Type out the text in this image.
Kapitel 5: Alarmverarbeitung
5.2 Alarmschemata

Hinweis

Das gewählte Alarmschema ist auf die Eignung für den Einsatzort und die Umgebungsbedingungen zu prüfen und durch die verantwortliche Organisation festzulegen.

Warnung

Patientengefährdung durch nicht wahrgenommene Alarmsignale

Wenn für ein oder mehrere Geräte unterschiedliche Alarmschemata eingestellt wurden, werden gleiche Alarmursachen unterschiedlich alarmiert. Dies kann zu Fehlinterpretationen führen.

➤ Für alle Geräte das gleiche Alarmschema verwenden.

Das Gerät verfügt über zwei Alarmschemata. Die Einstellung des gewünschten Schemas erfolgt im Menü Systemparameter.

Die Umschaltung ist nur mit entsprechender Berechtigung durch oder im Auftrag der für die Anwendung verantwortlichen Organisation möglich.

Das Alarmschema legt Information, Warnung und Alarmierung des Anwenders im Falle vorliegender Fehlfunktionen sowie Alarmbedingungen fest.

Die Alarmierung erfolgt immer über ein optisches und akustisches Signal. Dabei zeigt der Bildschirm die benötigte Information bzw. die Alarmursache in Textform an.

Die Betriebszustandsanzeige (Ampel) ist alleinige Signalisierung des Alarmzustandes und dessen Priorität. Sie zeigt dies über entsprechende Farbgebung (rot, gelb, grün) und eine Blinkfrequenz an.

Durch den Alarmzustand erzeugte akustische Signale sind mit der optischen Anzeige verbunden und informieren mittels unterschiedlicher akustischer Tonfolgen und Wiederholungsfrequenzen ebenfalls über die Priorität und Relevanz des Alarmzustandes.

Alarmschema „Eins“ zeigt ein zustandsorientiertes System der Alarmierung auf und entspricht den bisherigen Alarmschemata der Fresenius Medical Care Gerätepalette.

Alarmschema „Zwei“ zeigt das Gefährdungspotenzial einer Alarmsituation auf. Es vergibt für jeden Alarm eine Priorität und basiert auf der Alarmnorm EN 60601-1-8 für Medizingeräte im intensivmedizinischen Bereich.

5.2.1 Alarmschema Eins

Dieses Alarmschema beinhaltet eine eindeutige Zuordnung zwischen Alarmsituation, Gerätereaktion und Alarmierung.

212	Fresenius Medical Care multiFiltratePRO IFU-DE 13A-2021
######
● **Work to be completed**
How many of the lines above include the word "Care"? Respond with the number alone.

● **Result of the task**
2